Records of where elements appear
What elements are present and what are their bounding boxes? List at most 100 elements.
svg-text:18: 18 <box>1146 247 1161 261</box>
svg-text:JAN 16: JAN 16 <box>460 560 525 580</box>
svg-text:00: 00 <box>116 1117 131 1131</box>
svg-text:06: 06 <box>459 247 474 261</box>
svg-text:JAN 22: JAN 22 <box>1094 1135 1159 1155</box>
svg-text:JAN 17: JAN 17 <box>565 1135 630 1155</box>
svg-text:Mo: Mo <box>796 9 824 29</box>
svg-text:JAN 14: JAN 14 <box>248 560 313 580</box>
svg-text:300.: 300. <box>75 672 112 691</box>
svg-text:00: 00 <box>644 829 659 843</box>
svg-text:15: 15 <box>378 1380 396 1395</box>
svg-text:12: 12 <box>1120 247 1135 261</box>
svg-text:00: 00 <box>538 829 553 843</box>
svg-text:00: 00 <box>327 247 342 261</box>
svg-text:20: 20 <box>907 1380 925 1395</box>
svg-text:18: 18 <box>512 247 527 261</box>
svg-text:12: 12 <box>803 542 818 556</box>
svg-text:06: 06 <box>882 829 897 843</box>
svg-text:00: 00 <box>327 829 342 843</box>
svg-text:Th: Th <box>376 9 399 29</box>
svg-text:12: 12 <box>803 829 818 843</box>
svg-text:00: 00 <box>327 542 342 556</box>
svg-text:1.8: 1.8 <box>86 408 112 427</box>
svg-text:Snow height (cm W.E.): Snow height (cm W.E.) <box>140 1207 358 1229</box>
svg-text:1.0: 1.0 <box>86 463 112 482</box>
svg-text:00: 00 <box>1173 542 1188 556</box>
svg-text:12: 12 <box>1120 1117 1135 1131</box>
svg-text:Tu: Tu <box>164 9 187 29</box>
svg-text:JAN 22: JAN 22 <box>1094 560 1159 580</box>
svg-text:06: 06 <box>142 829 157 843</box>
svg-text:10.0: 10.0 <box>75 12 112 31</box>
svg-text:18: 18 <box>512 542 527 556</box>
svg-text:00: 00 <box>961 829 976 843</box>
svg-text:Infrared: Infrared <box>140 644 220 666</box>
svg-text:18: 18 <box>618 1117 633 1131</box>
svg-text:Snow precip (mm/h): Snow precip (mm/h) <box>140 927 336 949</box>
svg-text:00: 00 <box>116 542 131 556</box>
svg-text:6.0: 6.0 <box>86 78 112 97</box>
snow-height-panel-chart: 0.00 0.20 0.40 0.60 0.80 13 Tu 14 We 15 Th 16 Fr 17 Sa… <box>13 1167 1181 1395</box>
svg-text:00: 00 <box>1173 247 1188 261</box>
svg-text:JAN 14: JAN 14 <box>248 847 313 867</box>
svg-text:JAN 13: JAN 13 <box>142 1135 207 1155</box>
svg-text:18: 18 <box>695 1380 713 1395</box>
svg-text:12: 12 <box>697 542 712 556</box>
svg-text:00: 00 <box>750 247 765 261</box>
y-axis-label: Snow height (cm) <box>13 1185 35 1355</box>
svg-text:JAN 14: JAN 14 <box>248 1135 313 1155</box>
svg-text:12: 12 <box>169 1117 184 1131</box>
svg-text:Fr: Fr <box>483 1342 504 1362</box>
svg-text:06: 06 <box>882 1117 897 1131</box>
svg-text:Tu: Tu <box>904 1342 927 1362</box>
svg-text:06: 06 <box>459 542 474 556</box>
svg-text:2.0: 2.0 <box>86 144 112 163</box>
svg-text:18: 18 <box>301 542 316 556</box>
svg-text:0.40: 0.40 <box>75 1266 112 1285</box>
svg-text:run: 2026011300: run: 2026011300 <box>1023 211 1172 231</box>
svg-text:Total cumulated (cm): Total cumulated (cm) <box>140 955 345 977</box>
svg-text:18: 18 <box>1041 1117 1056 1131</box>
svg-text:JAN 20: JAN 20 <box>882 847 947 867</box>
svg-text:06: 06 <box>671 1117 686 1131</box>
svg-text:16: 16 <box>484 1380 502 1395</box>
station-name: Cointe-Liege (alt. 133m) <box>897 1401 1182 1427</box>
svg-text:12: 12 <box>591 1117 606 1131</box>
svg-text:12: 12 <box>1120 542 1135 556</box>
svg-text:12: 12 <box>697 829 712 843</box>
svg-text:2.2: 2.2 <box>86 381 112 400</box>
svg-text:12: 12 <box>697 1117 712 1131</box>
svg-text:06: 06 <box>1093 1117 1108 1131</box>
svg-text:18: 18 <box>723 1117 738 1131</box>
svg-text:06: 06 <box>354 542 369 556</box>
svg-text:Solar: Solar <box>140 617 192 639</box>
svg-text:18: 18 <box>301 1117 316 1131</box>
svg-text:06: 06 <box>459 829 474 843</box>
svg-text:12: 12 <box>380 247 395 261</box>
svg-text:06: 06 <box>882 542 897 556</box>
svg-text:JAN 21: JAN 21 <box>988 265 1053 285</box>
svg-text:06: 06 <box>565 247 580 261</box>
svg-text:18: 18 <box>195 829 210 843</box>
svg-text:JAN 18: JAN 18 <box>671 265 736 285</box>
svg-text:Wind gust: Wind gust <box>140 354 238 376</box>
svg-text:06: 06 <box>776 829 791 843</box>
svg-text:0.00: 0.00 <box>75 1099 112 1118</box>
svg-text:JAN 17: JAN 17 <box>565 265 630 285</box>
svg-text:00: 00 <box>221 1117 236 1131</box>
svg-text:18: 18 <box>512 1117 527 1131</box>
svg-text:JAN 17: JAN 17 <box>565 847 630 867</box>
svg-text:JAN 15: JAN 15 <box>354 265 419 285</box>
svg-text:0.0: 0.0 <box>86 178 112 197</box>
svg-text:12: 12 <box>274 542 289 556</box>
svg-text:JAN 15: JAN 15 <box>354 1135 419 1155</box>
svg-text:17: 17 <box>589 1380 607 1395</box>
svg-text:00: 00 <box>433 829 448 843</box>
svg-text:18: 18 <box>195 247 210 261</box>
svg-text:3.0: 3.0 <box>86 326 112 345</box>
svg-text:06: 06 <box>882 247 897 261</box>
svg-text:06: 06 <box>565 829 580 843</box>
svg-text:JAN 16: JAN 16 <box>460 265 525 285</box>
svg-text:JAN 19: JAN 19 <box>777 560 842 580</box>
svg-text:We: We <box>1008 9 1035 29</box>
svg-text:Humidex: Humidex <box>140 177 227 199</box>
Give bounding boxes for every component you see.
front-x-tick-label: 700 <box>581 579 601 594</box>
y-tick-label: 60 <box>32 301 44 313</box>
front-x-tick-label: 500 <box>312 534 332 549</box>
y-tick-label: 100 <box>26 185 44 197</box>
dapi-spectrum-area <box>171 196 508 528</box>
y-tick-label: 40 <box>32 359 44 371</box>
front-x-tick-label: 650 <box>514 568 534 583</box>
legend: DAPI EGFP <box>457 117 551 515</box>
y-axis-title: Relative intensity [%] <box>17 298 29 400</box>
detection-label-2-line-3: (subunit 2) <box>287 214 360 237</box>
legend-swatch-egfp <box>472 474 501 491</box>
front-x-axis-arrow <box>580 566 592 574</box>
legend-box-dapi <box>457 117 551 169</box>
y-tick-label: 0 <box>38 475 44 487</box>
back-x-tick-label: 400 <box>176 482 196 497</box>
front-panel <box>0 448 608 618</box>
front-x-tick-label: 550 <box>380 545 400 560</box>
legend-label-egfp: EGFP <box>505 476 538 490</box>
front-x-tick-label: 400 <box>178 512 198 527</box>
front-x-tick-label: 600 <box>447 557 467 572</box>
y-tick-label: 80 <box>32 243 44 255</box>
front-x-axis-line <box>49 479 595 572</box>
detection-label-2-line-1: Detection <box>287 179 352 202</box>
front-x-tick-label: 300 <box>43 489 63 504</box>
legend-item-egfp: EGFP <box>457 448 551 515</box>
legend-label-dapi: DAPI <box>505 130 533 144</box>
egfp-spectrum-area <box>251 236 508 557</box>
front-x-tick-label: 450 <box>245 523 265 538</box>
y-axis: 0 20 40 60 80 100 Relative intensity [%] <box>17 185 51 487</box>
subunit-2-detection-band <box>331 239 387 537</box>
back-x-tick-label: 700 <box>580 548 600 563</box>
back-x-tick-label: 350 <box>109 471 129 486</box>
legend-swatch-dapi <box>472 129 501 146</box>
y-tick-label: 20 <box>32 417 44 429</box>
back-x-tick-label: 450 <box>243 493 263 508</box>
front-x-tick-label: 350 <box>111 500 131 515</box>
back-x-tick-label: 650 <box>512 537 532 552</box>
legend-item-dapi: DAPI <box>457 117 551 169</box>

## WHAT IS NEEDED
Give the lines above as a numbered list, from the first line of the records up to and including the line containing "svg-text:JAN 14: JAN 14 <box>248 560", with blank lines left out.

## OUTPUT
1. What elements are present and what are their bounding boxes? List at most 100 elements.
2. svg-text:18: 18 <box>1146 247 1161 261</box>
3. svg-text:JAN 16: JAN 16 <box>460 560 525 580</box>
4. svg-text:00: 00 <box>116 1117 131 1131</box>
5. svg-text:06: 06 <box>459 247 474 261</box>
6. svg-text:JAN 22: JAN 22 <box>1094 1135 1159 1155</box>
7. svg-text:JAN 17: JAN 17 <box>565 1135 630 1155</box>
8. svg-text:Mo: Mo <box>796 9 824 29</box>
9. svg-text:JAN 14: JAN 14 <box>248 560 313 580</box>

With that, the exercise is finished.